▶ [Opdracht] Zoek in de gegevens hieronder alle regels waarin het woord "October" voorkomt. Welke zijn dat? Neem elke regel volledig over.

▶ [Aangeleverde gegevens]
···

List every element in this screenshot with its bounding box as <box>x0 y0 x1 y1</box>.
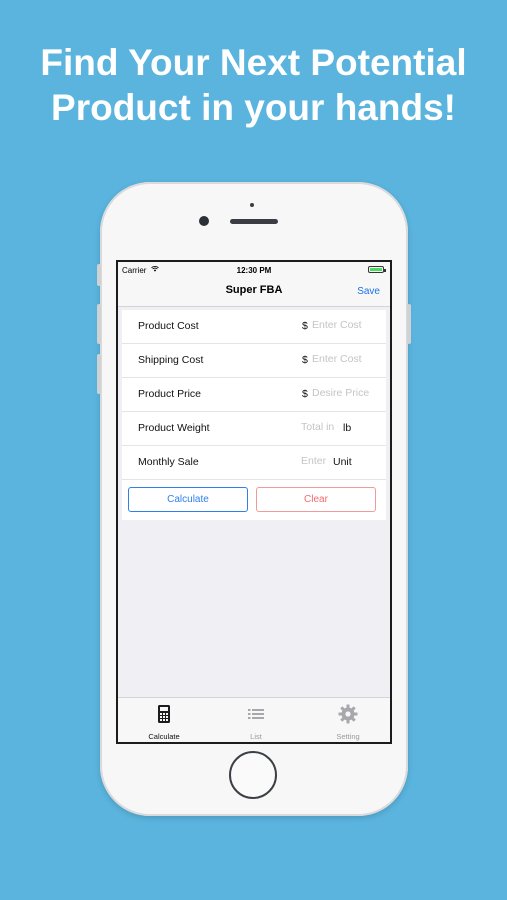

···

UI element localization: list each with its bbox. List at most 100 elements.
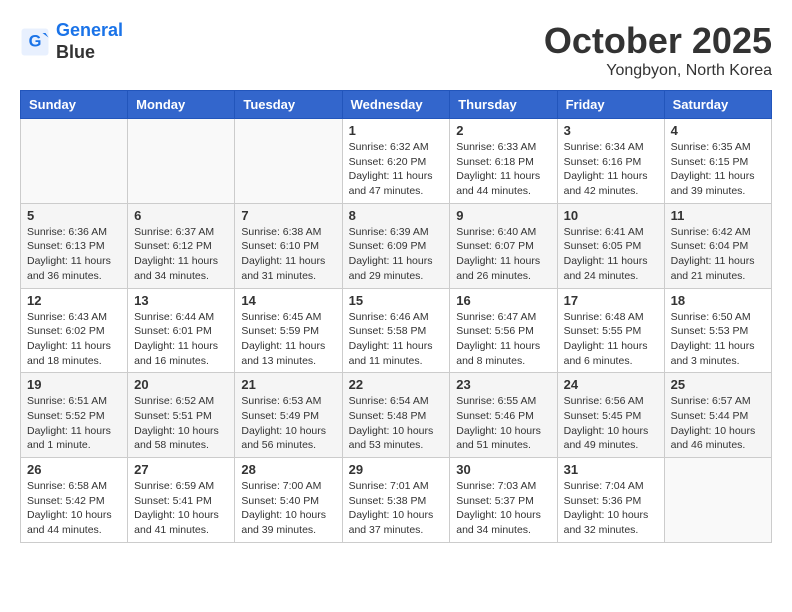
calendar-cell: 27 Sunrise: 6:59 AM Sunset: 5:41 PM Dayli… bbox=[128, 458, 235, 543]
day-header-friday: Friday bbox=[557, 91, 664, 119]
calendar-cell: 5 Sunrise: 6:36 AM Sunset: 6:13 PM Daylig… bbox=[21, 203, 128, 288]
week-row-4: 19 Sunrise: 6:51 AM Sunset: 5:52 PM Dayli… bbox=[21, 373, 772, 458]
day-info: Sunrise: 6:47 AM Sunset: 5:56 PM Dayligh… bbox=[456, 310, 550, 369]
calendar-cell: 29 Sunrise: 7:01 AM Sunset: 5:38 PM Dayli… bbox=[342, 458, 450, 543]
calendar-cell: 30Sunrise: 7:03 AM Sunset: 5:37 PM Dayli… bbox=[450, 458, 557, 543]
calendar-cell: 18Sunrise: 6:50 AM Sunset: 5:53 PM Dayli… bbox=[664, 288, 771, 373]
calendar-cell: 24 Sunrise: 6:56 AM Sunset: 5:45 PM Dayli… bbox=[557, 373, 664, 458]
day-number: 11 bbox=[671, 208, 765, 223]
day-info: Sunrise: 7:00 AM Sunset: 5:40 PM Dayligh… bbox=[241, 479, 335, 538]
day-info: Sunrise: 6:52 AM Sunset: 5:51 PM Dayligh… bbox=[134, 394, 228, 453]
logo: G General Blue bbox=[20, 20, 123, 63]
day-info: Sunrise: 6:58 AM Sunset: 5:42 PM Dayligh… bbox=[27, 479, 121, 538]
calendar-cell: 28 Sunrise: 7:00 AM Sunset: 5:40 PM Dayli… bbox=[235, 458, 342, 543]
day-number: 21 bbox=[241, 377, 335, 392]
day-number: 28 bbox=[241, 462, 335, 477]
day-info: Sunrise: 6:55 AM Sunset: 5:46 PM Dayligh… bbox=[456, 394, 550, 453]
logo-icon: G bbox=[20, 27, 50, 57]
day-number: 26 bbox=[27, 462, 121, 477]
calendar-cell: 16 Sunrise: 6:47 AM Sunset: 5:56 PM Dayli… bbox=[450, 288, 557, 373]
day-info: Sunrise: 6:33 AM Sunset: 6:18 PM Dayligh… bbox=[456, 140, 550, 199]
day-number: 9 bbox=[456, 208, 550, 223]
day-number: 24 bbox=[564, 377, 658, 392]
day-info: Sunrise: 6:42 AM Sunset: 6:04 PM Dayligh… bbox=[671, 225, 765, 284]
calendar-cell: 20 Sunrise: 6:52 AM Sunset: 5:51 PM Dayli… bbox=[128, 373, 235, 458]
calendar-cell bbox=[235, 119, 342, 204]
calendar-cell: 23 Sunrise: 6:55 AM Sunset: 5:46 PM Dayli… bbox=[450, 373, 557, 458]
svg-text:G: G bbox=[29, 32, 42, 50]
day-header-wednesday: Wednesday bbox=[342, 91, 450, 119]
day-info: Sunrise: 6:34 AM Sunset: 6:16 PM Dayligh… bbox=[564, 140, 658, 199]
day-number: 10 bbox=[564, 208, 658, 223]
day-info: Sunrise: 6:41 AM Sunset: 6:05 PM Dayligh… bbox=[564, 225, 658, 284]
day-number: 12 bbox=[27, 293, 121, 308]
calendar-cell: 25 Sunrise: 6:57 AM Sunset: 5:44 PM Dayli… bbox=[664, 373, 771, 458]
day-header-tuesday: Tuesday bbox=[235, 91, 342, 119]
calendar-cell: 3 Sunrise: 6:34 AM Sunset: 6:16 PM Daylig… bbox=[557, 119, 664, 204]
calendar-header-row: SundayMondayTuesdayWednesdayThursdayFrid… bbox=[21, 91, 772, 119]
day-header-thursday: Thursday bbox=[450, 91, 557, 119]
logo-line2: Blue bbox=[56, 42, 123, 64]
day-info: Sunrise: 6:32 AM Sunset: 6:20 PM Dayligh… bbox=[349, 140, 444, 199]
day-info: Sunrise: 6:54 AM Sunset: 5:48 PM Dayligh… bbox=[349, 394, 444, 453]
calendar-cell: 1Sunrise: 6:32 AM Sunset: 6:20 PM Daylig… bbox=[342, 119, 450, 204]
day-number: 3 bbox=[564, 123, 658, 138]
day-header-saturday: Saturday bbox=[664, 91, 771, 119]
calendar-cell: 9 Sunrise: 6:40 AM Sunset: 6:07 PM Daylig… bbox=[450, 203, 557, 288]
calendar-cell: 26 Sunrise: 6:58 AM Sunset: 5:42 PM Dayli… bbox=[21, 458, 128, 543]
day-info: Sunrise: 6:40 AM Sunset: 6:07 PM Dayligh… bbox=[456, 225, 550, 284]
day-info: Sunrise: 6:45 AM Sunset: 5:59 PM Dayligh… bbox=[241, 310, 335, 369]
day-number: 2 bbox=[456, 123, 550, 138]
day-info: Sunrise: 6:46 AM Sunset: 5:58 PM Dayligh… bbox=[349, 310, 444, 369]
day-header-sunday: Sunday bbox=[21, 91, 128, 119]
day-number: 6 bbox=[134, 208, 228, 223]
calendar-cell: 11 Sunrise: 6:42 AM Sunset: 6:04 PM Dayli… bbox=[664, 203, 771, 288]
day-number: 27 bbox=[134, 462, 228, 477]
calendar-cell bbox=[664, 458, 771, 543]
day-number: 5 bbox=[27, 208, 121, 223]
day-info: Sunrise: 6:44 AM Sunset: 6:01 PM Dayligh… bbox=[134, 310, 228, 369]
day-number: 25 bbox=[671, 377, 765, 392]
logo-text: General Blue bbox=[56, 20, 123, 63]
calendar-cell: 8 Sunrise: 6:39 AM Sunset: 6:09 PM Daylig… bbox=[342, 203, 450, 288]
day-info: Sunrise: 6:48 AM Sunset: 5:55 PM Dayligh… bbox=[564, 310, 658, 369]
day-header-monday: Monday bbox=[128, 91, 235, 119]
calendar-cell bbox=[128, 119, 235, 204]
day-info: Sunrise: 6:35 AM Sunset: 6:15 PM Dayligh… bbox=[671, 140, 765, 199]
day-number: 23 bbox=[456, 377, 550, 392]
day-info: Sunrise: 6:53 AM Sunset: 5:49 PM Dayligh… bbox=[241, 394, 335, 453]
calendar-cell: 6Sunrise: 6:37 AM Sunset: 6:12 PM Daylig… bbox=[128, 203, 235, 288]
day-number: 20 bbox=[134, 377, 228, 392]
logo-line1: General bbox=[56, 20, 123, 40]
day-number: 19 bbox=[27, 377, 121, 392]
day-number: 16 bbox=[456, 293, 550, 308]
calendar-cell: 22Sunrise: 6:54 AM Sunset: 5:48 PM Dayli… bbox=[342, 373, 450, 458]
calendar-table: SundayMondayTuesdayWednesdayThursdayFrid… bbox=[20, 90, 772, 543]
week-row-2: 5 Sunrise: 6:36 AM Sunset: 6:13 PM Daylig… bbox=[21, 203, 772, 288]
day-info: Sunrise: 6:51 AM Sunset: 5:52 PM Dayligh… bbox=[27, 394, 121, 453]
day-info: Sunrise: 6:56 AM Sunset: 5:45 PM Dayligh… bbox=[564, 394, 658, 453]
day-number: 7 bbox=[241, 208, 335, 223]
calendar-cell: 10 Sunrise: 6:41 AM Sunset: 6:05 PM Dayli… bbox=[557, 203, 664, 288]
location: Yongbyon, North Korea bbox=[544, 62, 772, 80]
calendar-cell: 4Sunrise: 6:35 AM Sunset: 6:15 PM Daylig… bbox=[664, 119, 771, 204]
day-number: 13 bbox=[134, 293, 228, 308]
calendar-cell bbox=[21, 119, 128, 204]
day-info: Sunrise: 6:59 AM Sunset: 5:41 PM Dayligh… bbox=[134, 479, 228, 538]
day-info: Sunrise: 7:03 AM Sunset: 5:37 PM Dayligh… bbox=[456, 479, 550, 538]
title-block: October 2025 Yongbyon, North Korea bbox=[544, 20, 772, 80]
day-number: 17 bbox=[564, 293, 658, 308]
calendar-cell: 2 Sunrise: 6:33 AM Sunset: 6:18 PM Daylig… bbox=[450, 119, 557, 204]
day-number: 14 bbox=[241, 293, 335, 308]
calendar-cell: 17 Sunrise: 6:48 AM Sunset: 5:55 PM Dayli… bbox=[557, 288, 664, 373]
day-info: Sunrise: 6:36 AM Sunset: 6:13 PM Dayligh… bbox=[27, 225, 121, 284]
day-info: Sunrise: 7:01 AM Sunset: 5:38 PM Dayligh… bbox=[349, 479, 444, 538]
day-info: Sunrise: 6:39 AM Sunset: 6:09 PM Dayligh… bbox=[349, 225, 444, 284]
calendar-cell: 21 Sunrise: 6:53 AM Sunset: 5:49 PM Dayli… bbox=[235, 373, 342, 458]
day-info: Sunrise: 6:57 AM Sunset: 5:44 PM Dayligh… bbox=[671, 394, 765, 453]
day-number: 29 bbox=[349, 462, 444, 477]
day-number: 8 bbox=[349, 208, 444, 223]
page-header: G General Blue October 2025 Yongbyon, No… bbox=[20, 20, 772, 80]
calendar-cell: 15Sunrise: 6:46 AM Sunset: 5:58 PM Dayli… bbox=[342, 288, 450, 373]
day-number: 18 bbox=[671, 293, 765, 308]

···

▶ [Het antwoord]
title-block: October 2025 Yongbyon, North Korea bbox=[544, 20, 772, 80]
page-header: G General Blue October 2025 Yongbyon, No… bbox=[20, 20, 772, 80]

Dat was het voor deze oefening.